JOB
Please pull out every line that includes the string "Price".

### DATASET EXTRACT ###

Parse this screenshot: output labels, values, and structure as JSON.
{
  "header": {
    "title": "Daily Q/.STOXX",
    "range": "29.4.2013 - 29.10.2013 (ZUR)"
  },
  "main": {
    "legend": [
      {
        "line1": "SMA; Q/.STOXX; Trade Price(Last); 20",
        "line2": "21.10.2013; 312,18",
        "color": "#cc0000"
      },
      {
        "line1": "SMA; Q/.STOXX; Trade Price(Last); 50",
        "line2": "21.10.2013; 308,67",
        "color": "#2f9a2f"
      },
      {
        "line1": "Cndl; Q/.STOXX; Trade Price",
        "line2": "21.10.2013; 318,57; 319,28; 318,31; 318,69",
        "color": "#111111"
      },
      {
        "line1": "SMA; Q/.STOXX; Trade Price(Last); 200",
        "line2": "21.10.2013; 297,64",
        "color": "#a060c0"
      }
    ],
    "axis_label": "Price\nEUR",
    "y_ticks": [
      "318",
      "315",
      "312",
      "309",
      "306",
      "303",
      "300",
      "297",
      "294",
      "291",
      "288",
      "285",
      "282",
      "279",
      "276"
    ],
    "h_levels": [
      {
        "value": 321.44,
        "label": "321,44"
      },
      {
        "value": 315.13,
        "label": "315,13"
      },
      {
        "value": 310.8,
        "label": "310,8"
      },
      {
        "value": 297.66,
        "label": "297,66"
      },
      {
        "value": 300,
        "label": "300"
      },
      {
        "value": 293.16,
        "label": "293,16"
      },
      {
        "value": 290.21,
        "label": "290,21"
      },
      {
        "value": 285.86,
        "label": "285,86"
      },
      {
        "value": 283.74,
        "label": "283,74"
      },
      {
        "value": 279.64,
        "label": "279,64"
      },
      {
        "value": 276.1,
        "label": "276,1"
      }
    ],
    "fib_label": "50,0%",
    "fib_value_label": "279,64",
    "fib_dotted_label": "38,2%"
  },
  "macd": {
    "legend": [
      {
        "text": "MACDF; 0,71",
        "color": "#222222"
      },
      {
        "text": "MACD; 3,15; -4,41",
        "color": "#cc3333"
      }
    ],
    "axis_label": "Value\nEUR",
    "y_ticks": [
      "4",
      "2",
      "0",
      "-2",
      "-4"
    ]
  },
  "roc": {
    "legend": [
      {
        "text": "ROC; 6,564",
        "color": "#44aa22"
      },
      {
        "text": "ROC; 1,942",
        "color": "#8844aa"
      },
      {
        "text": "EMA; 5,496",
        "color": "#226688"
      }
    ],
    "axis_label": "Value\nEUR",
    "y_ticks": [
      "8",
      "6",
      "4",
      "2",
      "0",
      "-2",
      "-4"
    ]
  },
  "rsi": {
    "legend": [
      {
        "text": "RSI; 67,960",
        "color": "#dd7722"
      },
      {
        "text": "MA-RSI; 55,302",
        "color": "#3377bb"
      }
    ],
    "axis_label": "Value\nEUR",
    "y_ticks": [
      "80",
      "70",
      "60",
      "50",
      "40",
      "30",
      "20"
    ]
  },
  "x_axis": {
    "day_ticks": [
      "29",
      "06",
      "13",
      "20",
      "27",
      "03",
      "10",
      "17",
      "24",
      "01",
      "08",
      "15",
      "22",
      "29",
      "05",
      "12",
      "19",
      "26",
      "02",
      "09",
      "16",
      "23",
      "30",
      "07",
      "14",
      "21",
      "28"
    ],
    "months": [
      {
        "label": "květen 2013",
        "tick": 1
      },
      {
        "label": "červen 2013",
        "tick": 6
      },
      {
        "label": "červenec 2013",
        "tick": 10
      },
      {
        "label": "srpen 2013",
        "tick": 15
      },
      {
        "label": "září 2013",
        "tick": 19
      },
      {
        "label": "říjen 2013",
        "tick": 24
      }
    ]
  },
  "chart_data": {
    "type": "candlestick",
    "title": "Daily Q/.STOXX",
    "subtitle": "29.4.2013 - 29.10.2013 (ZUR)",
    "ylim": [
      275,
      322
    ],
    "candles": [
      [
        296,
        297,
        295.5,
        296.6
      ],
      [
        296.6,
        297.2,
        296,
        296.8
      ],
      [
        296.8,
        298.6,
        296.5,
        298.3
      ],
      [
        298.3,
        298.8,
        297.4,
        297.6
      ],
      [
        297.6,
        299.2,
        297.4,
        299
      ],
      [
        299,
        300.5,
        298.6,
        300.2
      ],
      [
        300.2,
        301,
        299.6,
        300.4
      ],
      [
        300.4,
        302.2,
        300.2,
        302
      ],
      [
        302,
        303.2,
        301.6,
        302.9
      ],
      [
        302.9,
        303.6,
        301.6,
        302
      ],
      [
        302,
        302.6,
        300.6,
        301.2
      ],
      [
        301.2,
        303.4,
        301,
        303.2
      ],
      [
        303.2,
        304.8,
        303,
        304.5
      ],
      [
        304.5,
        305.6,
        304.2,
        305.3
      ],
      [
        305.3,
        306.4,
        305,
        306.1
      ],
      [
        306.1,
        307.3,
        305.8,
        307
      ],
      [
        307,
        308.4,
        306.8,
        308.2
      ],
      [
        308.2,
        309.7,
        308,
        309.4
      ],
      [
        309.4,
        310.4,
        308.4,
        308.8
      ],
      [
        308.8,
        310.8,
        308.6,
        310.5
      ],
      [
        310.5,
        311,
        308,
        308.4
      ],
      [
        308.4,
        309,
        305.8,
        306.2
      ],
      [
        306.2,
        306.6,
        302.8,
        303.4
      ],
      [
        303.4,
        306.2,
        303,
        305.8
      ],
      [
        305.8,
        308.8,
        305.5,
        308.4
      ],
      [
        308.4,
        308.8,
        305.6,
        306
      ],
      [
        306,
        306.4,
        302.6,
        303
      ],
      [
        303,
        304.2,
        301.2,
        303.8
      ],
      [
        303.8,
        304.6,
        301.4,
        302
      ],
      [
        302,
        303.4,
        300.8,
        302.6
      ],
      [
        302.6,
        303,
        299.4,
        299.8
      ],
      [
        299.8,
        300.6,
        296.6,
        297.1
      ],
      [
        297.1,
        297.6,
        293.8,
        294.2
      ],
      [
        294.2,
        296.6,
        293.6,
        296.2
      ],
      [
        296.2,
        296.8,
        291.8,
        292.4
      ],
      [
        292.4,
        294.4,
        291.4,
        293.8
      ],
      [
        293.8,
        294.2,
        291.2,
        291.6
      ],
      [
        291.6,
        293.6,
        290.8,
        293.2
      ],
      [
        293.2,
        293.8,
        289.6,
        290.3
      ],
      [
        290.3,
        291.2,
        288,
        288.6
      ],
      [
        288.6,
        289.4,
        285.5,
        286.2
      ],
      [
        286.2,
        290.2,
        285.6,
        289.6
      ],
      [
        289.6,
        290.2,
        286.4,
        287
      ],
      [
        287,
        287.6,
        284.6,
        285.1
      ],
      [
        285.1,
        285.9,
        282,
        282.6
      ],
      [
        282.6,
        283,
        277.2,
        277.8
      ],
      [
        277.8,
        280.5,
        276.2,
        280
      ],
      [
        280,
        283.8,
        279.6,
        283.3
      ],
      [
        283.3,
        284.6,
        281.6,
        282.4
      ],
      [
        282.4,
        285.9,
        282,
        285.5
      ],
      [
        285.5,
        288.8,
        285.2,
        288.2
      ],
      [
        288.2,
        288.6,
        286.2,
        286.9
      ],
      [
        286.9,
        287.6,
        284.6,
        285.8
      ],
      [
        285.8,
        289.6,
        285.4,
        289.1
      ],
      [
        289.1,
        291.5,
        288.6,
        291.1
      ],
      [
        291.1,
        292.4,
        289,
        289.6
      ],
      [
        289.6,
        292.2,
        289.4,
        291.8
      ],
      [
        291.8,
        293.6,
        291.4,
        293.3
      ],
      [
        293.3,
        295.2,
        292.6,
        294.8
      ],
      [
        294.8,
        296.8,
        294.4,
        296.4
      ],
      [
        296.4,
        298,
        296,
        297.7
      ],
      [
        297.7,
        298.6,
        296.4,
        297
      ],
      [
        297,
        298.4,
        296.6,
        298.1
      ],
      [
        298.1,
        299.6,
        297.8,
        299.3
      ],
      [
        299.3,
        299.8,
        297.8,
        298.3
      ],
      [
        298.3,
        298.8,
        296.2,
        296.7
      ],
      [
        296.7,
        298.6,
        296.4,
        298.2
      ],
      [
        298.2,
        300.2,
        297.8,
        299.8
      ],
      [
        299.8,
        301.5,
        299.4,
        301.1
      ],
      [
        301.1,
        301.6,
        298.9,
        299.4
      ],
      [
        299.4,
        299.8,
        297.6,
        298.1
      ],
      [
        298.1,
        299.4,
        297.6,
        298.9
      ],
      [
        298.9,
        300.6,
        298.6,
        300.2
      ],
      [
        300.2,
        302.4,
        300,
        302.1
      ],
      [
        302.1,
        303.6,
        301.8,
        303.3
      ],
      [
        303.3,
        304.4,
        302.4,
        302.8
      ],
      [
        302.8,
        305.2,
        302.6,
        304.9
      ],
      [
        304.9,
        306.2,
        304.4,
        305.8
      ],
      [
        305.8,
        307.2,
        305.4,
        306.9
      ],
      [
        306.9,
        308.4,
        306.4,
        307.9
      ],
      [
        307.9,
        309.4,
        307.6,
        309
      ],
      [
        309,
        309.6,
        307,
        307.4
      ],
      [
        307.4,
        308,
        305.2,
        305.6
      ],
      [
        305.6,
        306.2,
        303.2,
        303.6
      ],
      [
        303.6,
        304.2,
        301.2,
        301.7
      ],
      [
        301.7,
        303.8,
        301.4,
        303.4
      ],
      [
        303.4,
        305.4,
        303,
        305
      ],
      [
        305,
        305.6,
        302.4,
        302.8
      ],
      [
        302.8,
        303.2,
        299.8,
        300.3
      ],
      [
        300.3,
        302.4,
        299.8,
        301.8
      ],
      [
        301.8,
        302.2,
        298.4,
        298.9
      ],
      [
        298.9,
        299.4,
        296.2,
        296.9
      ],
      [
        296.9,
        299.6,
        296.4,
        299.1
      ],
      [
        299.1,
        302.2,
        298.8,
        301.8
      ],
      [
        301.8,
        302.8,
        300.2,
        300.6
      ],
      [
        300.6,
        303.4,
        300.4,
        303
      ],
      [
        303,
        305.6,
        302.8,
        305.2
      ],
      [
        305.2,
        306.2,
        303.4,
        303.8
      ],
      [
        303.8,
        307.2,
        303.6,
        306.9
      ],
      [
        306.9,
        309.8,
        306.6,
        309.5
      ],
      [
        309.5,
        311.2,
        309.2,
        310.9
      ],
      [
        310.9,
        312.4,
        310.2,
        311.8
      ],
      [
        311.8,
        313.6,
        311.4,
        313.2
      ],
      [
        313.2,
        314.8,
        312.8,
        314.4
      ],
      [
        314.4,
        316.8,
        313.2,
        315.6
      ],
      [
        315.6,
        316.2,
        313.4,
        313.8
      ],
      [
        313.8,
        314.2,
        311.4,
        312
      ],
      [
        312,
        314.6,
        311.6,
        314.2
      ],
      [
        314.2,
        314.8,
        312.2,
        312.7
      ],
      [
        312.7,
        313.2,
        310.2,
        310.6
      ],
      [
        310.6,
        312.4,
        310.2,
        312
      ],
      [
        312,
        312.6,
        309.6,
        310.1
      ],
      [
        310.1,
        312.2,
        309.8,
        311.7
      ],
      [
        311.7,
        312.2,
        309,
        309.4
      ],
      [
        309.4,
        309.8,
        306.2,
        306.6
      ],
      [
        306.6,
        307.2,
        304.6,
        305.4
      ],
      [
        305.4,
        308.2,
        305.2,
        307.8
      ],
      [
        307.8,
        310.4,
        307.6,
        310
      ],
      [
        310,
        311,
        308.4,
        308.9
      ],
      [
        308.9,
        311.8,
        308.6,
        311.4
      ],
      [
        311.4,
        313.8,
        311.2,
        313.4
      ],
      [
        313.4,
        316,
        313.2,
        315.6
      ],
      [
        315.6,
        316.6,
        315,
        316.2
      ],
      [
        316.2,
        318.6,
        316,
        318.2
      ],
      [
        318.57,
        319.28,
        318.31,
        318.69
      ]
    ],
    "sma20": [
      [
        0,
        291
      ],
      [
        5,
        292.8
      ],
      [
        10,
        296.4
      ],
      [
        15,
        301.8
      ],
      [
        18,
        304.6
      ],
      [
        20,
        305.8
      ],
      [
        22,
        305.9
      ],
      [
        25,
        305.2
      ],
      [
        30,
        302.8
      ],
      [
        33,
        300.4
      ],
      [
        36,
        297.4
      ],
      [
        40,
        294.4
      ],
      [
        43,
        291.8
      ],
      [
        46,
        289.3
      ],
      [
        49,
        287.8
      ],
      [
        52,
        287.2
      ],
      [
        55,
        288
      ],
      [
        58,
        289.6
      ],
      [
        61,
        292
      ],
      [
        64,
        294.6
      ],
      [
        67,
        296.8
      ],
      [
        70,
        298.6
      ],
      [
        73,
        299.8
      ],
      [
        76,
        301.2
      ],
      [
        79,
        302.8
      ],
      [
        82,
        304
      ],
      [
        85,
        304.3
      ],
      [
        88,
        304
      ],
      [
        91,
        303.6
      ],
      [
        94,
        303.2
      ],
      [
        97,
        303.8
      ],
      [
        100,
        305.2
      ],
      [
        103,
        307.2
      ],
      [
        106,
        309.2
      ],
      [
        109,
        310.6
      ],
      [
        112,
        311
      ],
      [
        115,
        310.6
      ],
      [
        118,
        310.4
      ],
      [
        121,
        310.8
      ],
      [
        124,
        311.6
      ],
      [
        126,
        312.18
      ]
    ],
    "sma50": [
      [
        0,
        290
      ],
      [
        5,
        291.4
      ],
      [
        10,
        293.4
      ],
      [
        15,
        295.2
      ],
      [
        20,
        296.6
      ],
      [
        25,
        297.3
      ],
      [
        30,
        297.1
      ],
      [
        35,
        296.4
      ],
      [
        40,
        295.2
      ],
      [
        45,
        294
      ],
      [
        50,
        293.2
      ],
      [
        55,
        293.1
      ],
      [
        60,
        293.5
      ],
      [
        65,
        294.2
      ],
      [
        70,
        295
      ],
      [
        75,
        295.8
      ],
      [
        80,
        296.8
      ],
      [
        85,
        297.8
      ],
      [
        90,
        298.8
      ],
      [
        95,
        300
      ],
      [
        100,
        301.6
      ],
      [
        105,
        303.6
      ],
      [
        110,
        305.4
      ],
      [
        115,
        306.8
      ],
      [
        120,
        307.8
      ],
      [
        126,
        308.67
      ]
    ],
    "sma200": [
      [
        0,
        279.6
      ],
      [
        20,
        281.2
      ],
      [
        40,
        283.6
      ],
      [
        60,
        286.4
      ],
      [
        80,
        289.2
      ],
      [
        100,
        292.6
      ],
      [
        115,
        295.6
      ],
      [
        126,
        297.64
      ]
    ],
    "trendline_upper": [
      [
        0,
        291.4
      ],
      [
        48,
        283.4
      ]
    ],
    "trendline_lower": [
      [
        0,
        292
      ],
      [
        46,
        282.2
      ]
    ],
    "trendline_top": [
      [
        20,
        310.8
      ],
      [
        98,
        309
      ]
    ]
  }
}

###

THE COMPLETED TASK
        "line1": "SMA; Q/.STOXX; Trade Price(Last); 20",
        "line1": "SMA; Q/.STOXX; Trade Price(Last); 50",
        "line1": "Cndl; Q/.STOXX; Trade Price",
        "line1": "SMA; Q/.STOXX; Trade Price(Last); 200",
    "axis_label": "Price\nEUR",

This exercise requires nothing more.